Required task: Report all lines from the entries below in which "symbol" appears.

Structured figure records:
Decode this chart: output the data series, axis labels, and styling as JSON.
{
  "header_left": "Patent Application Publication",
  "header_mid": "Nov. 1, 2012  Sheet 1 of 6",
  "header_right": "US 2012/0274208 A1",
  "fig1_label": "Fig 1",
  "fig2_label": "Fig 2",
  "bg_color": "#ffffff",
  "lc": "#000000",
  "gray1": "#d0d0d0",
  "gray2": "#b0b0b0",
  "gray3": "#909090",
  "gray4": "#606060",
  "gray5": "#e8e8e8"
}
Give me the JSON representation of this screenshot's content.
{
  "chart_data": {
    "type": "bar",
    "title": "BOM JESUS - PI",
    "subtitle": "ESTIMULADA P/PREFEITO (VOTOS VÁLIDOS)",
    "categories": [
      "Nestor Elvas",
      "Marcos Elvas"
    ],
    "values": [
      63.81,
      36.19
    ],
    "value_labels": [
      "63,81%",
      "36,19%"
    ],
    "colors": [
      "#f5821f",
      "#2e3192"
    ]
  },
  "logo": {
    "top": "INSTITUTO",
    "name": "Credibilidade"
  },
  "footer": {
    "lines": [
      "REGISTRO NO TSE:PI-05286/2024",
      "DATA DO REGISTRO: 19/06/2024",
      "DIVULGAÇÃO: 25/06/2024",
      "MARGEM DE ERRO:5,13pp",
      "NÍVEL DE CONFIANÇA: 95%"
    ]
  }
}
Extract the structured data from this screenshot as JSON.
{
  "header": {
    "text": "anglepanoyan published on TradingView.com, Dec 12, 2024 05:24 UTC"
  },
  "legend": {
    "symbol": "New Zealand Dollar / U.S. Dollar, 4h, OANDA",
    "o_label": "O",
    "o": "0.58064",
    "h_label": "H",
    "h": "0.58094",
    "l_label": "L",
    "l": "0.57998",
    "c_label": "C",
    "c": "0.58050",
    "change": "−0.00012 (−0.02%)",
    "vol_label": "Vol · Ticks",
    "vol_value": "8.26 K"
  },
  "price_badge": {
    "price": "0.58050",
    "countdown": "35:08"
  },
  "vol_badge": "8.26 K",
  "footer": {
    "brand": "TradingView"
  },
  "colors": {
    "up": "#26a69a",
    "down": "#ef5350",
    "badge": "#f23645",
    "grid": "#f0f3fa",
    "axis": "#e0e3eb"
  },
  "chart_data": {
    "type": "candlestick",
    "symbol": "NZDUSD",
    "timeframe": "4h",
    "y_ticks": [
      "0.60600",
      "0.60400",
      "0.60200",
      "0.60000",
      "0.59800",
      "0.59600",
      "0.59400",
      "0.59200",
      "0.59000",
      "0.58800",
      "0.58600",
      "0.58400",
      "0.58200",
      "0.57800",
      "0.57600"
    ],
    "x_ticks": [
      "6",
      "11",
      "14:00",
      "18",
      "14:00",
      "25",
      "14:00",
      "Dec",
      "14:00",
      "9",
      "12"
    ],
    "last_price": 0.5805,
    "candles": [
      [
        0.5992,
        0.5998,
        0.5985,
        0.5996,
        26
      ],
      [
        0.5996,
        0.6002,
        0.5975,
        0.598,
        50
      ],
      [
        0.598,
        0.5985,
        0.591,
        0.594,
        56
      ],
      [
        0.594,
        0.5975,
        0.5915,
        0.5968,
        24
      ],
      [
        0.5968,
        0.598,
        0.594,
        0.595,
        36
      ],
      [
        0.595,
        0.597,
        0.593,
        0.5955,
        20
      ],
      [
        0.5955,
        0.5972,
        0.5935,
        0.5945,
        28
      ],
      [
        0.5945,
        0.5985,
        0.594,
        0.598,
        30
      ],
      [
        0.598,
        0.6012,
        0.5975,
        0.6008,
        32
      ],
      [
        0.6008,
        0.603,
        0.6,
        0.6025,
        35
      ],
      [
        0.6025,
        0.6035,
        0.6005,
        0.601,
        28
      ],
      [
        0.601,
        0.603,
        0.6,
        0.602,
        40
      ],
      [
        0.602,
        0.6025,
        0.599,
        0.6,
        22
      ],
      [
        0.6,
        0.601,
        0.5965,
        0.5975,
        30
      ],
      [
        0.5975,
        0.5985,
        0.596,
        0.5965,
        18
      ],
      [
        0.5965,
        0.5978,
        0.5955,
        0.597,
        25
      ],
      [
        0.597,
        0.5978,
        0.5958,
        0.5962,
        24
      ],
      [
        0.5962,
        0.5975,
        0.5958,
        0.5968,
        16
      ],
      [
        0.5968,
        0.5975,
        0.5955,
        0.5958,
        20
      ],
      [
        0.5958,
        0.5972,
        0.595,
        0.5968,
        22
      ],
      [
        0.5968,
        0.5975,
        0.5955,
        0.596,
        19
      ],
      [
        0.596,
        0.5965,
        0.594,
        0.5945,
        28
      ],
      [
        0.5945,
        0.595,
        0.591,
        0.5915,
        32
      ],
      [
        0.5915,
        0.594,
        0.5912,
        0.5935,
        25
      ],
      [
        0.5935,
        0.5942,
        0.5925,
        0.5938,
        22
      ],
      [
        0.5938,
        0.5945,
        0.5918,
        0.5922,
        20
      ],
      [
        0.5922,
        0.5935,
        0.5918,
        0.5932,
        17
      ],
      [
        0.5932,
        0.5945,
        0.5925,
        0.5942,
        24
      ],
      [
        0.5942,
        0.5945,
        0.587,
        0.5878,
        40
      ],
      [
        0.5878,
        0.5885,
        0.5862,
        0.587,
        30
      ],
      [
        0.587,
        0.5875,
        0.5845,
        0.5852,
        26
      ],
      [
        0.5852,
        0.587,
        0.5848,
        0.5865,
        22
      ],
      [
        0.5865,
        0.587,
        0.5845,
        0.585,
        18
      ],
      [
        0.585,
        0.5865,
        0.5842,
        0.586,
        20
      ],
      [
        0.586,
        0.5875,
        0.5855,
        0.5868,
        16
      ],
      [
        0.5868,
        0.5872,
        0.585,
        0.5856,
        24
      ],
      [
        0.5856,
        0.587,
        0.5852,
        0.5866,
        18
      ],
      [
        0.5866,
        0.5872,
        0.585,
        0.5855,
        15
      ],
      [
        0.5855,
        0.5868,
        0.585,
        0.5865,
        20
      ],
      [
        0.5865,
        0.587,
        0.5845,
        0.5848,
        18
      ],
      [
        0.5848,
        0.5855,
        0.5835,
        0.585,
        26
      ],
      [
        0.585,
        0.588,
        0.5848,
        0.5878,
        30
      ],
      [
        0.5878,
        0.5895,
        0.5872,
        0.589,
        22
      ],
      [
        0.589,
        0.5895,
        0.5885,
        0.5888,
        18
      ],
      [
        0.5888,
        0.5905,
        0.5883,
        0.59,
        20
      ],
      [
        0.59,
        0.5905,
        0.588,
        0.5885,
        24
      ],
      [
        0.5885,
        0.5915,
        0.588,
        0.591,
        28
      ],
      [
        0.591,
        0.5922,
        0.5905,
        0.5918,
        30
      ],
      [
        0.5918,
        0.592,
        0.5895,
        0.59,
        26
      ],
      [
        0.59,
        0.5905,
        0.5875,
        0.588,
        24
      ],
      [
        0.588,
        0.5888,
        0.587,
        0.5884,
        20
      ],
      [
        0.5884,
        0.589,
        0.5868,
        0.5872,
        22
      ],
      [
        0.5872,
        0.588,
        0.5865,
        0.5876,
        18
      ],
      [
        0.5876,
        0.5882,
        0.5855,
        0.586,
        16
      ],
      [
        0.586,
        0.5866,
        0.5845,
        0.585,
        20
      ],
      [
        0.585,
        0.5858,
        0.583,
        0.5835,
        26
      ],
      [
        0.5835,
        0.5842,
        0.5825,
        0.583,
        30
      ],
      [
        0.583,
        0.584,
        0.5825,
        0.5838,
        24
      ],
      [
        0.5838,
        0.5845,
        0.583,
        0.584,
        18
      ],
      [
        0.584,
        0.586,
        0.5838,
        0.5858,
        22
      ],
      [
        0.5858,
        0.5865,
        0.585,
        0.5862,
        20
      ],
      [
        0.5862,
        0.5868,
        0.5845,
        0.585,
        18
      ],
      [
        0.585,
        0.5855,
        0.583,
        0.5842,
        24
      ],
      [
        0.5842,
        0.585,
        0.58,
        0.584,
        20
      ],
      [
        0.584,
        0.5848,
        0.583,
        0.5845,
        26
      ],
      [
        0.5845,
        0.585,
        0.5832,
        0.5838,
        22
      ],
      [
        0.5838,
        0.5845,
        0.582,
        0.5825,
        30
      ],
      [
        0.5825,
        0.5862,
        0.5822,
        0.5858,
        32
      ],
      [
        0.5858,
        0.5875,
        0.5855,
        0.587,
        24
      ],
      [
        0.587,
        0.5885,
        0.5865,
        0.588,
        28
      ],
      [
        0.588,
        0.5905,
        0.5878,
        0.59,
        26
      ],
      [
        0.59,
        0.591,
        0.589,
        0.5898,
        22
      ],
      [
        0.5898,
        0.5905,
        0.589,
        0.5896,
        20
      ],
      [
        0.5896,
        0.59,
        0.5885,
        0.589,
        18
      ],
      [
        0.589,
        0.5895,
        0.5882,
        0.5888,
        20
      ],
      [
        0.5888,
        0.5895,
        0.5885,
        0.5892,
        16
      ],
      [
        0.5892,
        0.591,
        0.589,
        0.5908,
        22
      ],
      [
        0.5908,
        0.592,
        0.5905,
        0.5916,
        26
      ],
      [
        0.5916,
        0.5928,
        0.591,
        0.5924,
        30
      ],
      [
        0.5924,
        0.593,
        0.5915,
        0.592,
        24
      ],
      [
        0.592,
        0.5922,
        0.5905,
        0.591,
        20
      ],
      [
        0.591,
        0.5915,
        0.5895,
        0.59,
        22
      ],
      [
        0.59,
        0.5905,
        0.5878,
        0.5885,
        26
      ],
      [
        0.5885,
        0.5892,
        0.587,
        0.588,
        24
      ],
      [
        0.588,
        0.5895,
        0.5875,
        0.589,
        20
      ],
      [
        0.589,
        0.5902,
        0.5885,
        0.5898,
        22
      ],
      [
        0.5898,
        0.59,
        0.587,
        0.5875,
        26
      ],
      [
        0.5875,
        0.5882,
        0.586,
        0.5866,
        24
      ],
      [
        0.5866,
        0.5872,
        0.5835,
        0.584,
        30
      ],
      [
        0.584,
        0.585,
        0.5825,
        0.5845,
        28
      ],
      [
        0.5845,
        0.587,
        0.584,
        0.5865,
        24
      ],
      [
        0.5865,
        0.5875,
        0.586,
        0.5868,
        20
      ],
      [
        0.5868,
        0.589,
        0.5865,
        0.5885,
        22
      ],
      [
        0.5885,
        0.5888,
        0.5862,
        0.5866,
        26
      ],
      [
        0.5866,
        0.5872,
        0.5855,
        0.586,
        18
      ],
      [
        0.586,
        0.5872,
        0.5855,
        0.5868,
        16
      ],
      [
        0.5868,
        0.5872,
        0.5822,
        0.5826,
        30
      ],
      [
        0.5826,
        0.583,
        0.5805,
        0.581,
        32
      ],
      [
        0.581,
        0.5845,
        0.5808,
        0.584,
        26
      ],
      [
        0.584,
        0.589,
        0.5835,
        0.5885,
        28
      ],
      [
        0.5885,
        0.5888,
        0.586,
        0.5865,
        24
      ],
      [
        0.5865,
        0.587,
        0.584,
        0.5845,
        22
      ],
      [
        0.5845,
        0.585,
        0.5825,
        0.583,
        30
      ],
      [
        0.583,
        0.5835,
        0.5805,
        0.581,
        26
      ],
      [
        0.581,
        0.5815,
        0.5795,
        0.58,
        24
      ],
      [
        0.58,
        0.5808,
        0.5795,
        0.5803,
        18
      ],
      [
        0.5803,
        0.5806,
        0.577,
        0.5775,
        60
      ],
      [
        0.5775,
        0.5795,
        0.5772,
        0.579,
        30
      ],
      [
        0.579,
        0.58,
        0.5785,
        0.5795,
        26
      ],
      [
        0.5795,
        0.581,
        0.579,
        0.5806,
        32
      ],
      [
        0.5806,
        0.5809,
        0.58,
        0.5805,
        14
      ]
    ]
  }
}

Exercise result:
    "symbol": "New Zealand Dollar / U.S. Dollar, 4h, OANDA",
    "symbol": "NZDUSD",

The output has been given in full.